:: YOUR ASSIGNMENT ::
Pick out all lines with the word "item" from the records that follow.

:: SUPPLIED RECORDS ::
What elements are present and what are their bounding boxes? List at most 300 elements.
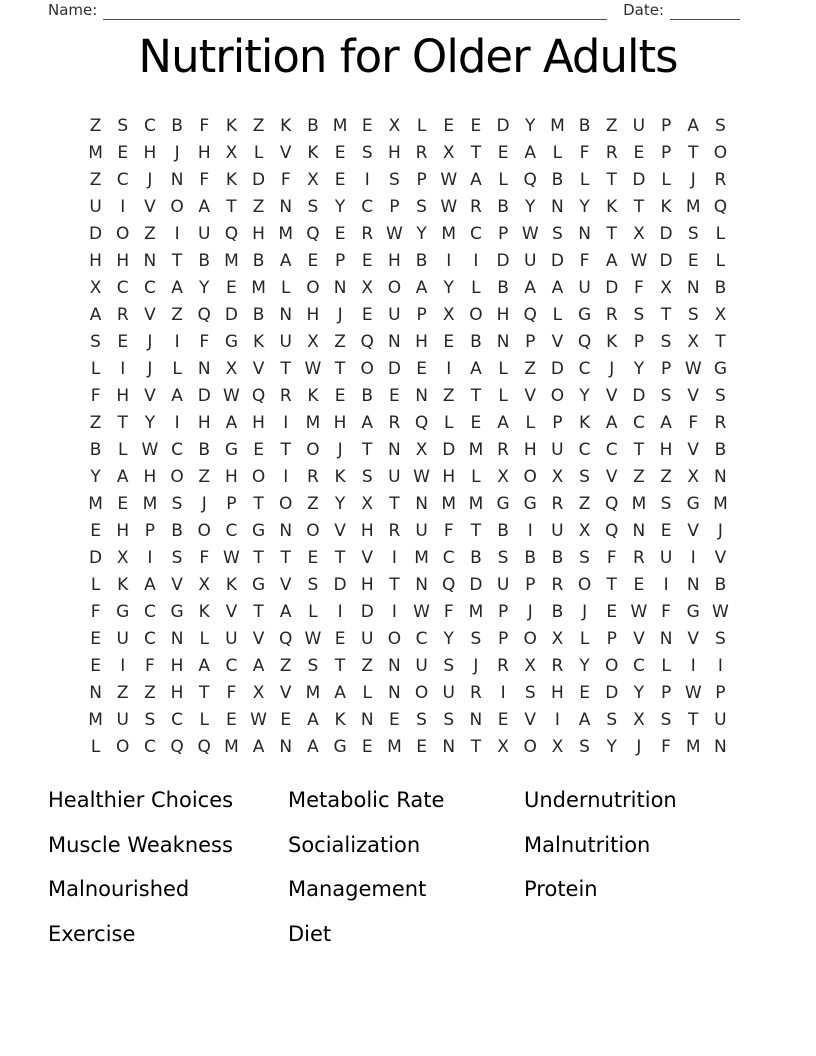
grid-letter: A [144, 575, 156, 596]
grid-letter: N [170, 169, 184, 190]
name-label: Name: [48, 1, 98, 19]
puzzle-title: Nutrition for Older Adults [138, 30, 678, 83]
grid-letter: D [605, 277, 619, 298]
grid-letter: A [605, 250, 618, 271]
grid-letter: N [632, 521, 646, 542]
grid-letter: B [198, 250, 211, 271]
grid-letter: Z [252, 115, 265, 136]
grid-letter: L [471, 277, 481, 298]
grid-letter: G [116, 602, 130, 623]
grid-letter: T [280, 548, 291, 569]
grid-letter: X [687, 467, 700, 488]
grid-letter: W [304, 629, 322, 650]
grid-letter: H [551, 683, 564, 704]
grid-letter: T [117, 412, 128, 433]
grid-letter: B [171, 115, 183, 136]
grid-letter: S [307, 575, 319, 596]
grid-letter: A [198, 656, 211, 677]
grid-letter: P [144, 521, 156, 542]
grid-letter: X [225, 142, 238, 163]
grid-letter: A [89, 304, 102, 325]
grid-letter: I [147, 548, 153, 569]
grid-letter: X [307, 169, 319, 190]
grid-letter: O [360, 358, 374, 379]
grid-letter: Y [633, 683, 645, 704]
grid-letter: P [715, 683, 726, 704]
grid-letter: U [116, 710, 129, 731]
grid-letter: L [118, 440, 128, 460]
grid-letter: H [143, 142, 157, 163]
grid-letter: A [470, 169, 482, 190]
date-label: Date: [623, 1, 664, 19]
grid-letter: E [361, 737, 373, 758]
grid-letter: O [523, 467, 537, 488]
grid-letter: M [224, 250, 239, 271]
grid-letter: N [714, 737, 727, 758]
grid-letter: T [280, 440, 291, 460]
grid-letter: X [551, 629, 564, 650]
grid-letter: H [170, 683, 184, 704]
grid-letter: U [524, 250, 537, 271]
grid-letter: C [171, 710, 183, 731]
grid-letter: U [442, 683, 455, 704]
grid-letter: V [144, 196, 156, 217]
grid-letter: S [552, 223, 563, 244]
word-list-item: Muscle Weakness [48, 832, 233, 857]
grid-letter: B [551, 602, 564, 623]
grid-letter: X [660, 277, 672, 298]
grid-letter: W [223, 548, 240, 569]
grid-letter: B [497, 521, 509, 542]
grid-letter: P [497, 602, 509, 623]
grid-letter: C [116, 169, 129, 190]
grid-letter: J [337, 304, 343, 325]
grid-letter: K [578, 412, 591, 433]
grid-letter: S [416, 196, 427, 217]
grid-letter: O [605, 656, 619, 677]
grid-letter: C [143, 277, 156, 298]
grid-letter: E [361, 115, 373, 136]
name-blank-line [103, 4, 607, 20]
grid-letter: T [470, 142, 482, 163]
grid-letter: Z [252, 196, 265, 217]
grid-letter: P [416, 304, 427, 325]
grid-letter: X [524, 656, 537, 677]
grid-letter: D [360, 602, 374, 623]
grid-letter: E [443, 331, 455, 352]
grid-letter: O [170, 196, 184, 217]
grid-letter: D [224, 304, 238, 325]
grid-letter: B [578, 115, 591, 136]
grid-letter: Y [633, 358, 645, 379]
word-list-item: Malnourished [48, 877, 190, 902]
grid-letter: C [361, 196, 374, 217]
grid-letter: A [279, 250, 292, 271]
grid-letter: N [333, 277, 347, 298]
grid-letter: N [551, 196, 564, 217]
grid-letter: I [690, 548, 696, 569]
grid-letter: E [90, 629, 101, 650]
grid-letter: Z [578, 494, 591, 515]
grid-letter: L [199, 629, 209, 650]
grid-letter: X [497, 467, 509, 488]
grid-letter: H [197, 412, 211, 433]
grid-letter: P [525, 331, 536, 352]
grid-letter: B [415, 250, 428, 271]
grid-letter: K [225, 115, 237, 136]
grid-letter: F [688, 412, 699, 433]
grid-letter: Z [144, 223, 156, 244]
grid-letter: K [225, 169, 237, 190]
grid-letter: V [225, 602, 238, 623]
grid-letter: O [713, 142, 728, 163]
grid-letter: S [606, 710, 618, 731]
grid-letter: F [579, 142, 590, 163]
grid-letter: A [497, 412, 509, 433]
grid-letter: C [225, 656, 238, 677]
grid-letter: P [633, 331, 645, 352]
grid-letter: K [334, 710, 346, 731]
grid-letter: S [497, 548, 509, 569]
grid-letter: I [663, 575, 669, 596]
grid-letter: L [253, 142, 264, 163]
grid-letter: W [304, 358, 322, 379]
grid-letter: I [283, 467, 289, 488]
word-list-item: Malnutrition [524, 832, 651, 857]
grid-letter: H [333, 412, 347, 433]
grid-letter: I [554, 710, 560, 731]
grid-letter: D [496, 250, 510, 271]
grid-letter: C [171, 440, 183, 460]
grid-letter: M [468, 602, 484, 623]
grid-letter: F [90, 602, 101, 623]
grid-letter: S [307, 196, 319, 217]
grid-letter: L [416, 115, 427, 136]
word-list-item: Undernutrition [524, 788, 677, 813]
grid-letter: R [470, 196, 482, 217]
grid-letter: W [223, 385, 240, 406]
grid-letter: S [171, 548, 183, 569]
grid-letter: N [388, 656, 401, 677]
grid-letter: G [251, 521, 266, 542]
grid-letter: R [605, 142, 618, 163]
grid-letter: N [714, 467, 727, 488]
grid-letter: C [578, 440, 591, 460]
grid-letter: E [660, 521, 672, 542]
grid-letter: X [361, 277, 374, 298]
grid-letter: E [117, 142, 129, 163]
grid-letter: E [633, 142, 645, 163]
grid-letter: O [306, 277, 320, 298]
grid-letter: U [578, 277, 591, 298]
grid-letter: Z [144, 683, 156, 704]
grid-letter: V [144, 304, 156, 325]
grid-letter: I [174, 412, 180, 433]
grid-letter: E [416, 737, 427, 758]
grid-letter: C [143, 629, 156, 650]
grid-letter: D [387, 358, 401, 379]
grid-letter: F [661, 737, 671, 758]
grid-letter: P [497, 223, 509, 244]
grid-letter: E [307, 548, 319, 569]
grid-letter: X [252, 683, 265, 704]
grid-letter: D [605, 683, 619, 704]
grid-letter: U [659, 548, 673, 569]
grid-letter: G [523, 494, 537, 515]
grid-letter: N [279, 304, 293, 325]
grid-letter: J [527, 602, 533, 623]
grid-letter: V [334, 521, 346, 542]
grid-letter: V [361, 548, 374, 569]
grid-letter: Q [577, 331, 592, 352]
grid-letter: X [578, 521, 591, 542]
grid-letter: H [442, 467, 456, 488]
grid-letter: Q [414, 412, 429, 433]
grid-letter: O [414, 683, 429, 704]
grid-letter: V [687, 629, 700, 650]
word-list-column [524, 778, 744, 956]
grid-letter: B [307, 115, 319, 136]
grid-letter: B [714, 440, 727, 460]
grid-letter: I [500, 683, 506, 704]
grid-letter: E [470, 115, 482, 136]
grid-letter: C [143, 737, 156, 758]
grid-letter: Q [197, 304, 211, 325]
grid-letter: D [333, 575, 347, 596]
wordsearch-grid [82, 112, 734, 761]
grid-letter: H [496, 304, 510, 325]
grid-letter: R [307, 467, 319, 488]
word-list-item: Socialization [288, 832, 421, 857]
grid-letter: W [521, 223, 539, 244]
grid-letter: W [712, 602, 729, 623]
grid-letter: E [361, 250, 373, 271]
grid-letter: Q [251, 385, 266, 406]
grid-letter: A [361, 412, 374, 433]
grid-letter: O [116, 737, 130, 758]
grid-letter: D [442, 440, 456, 460]
grid-letter: Q [306, 223, 320, 244]
grid-letter: S [416, 710, 427, 731]
grid-letter: V [171, 575, 183, 596]
grid-letter: I [391, 548, 397, 569]
grid-letter: O [279, 494, 293, 515]
grid-letter: B [470, 548, 482, 569]
grid-letter: C [442, 548, 455, 569]
grid-letter: H [252, 412, 265, 433]
grid-letter: S [660, 494, 672, 515]
grid-letter: A [252, 656, 265, 677]
grid-letter: T [633, 196, 645, 217]
grid-letter: F [443, 602, 454, 623]
grid-letter: U [89, 196, 102, 217]
grid-letter: O [577, 575, 592, 596]
grid-letter: P [606, 629, 617, 650]
grid-letter: K [307, 385, 319, 406]
grid-letter: R [633, 548, 645, 569]
grid-letter: S [144, 710, 156, 731]
grid-letter: F [634, 277, 644, 298]
grid-letter: X [307, 331, 319, 352]
grid-letter: M [278, 223, 294, 244]
grid-letter: V [524, 710, 537, 731]
grid-letter: J [636, 737, 642, 758]
grid-letter: L [444, 412, 454, 433]
grid-letter: W [386, 223, 403, 244]
grid-letter: M [142, 494, 158, 515]
word-list-item: Healthier Choices [48, 788, 234, 813]
grid-letter: Q [442, 575, 456, 596]
grid-letter: M [441, 494, 457, 515]
grid-letter: N [143, 250, 157, 271]
grid-letter: Z [660, 467, 672, 488]
grid-letter: S [443, 656, 455, 677]
grid-letter: Y [90, 467, 101, 488]
grid-letter: V [687, 440, 700, 460]
grid-letter: H [252, 223, 265, 244]
grid-letter: I [283, 412, 289, 433]
grid-letter: S [579, 737, 590, 758]
grid-letter: L [308, 602, 318, 623]
grid-letter: G [224, 440, 238, 460]
grid-letter: S [443, 710, 455, 731]
grid-letter: R [551, 575, 564, 596]
grid-letter: C [415, 629, 428, 650]
grid-letter: U [714, 710, 727, 731]
grid-letter: L [471, 467, 481, 488]
grid-letter: X [633, 223, 645, 244]
grid-letter: R [388, 412, 401, 433]
grid-letter: D [550, 358, 564, 379]
grid-letter: R [361, 223, 374, 244]
grid-letter: M [224, 737, 239, 758]
grid-letter: I [391, 602, 397, 623]
grid-letter: F [90, 385, 101, 406]
grid-letter: P [226, 494, 237, 515]
grid-letter: E [687, 250, 699, 271]
grid-letter: B [714, 277, 727, 298]
grid-letter: M [468, 494, 484, 515]
grid-letter: H [360, 521, 374, 542]
grid-letter: E [361, 304, 373, 325]
grid-letter: T [253, 602, 264, 623]
grid-letter: N [496, 331, 510, 352]
grid-letter: Q [224, 223, 239, 244]
grid-letter: Z [605, 115, 618, 136]
grid-letter: M [88, 710, 103, 731]
grid-letter: I [446, 250, 452, 271]
grid-letter: J [609, 358, 615, 379]
grid-letter: N [170, 629, 184, 650]
grid-letter: A [307, 710, 319, 731]
grid-letter: H [197, 142, 211, 163]
grid-letter: X [687, 331, 700, 352]
grid-letter: A [551, 277, 564, 298]
grid-letter: I [337, 602, 343, 623]
grid-letter: H [116, 521, 130, 542]
grid-letter: A [252, 737, 265, 758]
grid-letter: E [117, 494, 129, 515]
grid-letter: U [198, 223, 211, 244]
grid-letter: T [253, 548, 264, 569]
grid-letter: S [361, 142, 373, 163]
grid-letter: N [659, 629, 673, 650]
grid-letter: S [171, 494, 183, 515]
grid-letter: A [687, 115, 700, 136]
grid-letter: E [253, 440, 264, 460]
grid-letter: K [307, 142, 319, 163]
grid-letter: Z [361, 656, 374, 677]
grid-letter: O [251, 467, 266, 488]
grid-letter: S [389, 169, 400, 190]
grid-letter: P [525, 575, 536, 596]
grid-letter: E [389, 710, 400, 731]
grid-letter: P [660, 115, 672, 136]
grid-letter: B [524, 548, 537, 569]
grid-letter: B [252, 304, 265, 325]
grid-letter: U [415, 521, 428, 542]
grid-letter: C [143, 115, 156, 136]
grid-letter: K [660, 196, 672, 217]
grid-letter: L [715, 223, 726, 244]
grid-letter: J [582, 602, 588, 623]
grid-letter: T [606, 223, 617, 244]
grid-letter: G [577, 304, 592, 325]
grid-letter: Q [523, 169, 537, 190]
grid-letter: N [388, 683, 401, 704]
grid-letter: O [387, 629, 402, 650]
grid-letter: S [715, 385, 726, 406]
grid-letter: F [280, 169, 291, 190]
grid-letter: Y [199, 277, 210, 298]
grid-letter: N [388, 331, 401, 352]
grid-letter: W [440, 169, 458, 190]
grid-letter: S [687, 223, 699, 244]
grid-letter: T [253, 494, 264, 515]
grid-letter: I [446, 358, 452, 379]
grid-letter: E [90, 656, 101, 677]
grid-letter: A [171, 385, 183, 406]
grid-letter: W [440, 196, 458, 217]
grid-letter: E [579, 683, 590, 704]
grid-letter: E [497, 142, 509, 163]
grid-letter: L [172, 358, 182, 379]
grid-letter: O [523, 737, 537, 758]
grid-letter: N [415, 385, 428, 406]
grid-letter: Y [525, 196, 536, 217]
grid-letter: T [606, 169, 617, 190]
grid-letter: T [470, 521, 482, 542]
grid-letter: R [497, 440, 509, 460]
grid-letter: S [307, 656, 319, 677]
word-list-item: Protein [524, 877, 598, 902]
grid-letter: U [551, 521, 564, 542]
grid-letter: O [116, 223, 130, 244]
grid-letter: M [550, 115, 565, 136]
grid-letter: H [388, 250, 401, 271]
grid-letter: U [632, 115, 646, 136]
grid-letter: I [174, 331, 180, 352]
grid-letter: U [116, 629, 129, 650]
grid-letter: R [551, 656, 564, 677]
grid-letter: L [498, 169, 508, 190]
grid-letter: Z [198, 467, 211, 488]
grid-letter: Y [579, 385, 590, 406]
grid-letter: T [334, 358, 346, 379]
grid-letter: G [713, 358, 727, 379]
grid-letter: T [606, 575, 617, 596]
grid-letter: P [660, 683, 672, 704]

:: RESPONSE TO THIS EXERCISE ::
word-list-item: Muscle Weakness [48, 832, 233, 857]
word-list-item: Malnourished [48, 877, 190, 902]
word-list-item: Malnutrition [524, 832, 651, 857]
word-list-item: Undernutrition [524, 788, 677, 813]
word-list-item: Socialization [288, 832, 421, 857]
word-list-item: Healthier Choices [48, 788, 234, 813]
word-list-item: Protein [524, 877, 598, 902]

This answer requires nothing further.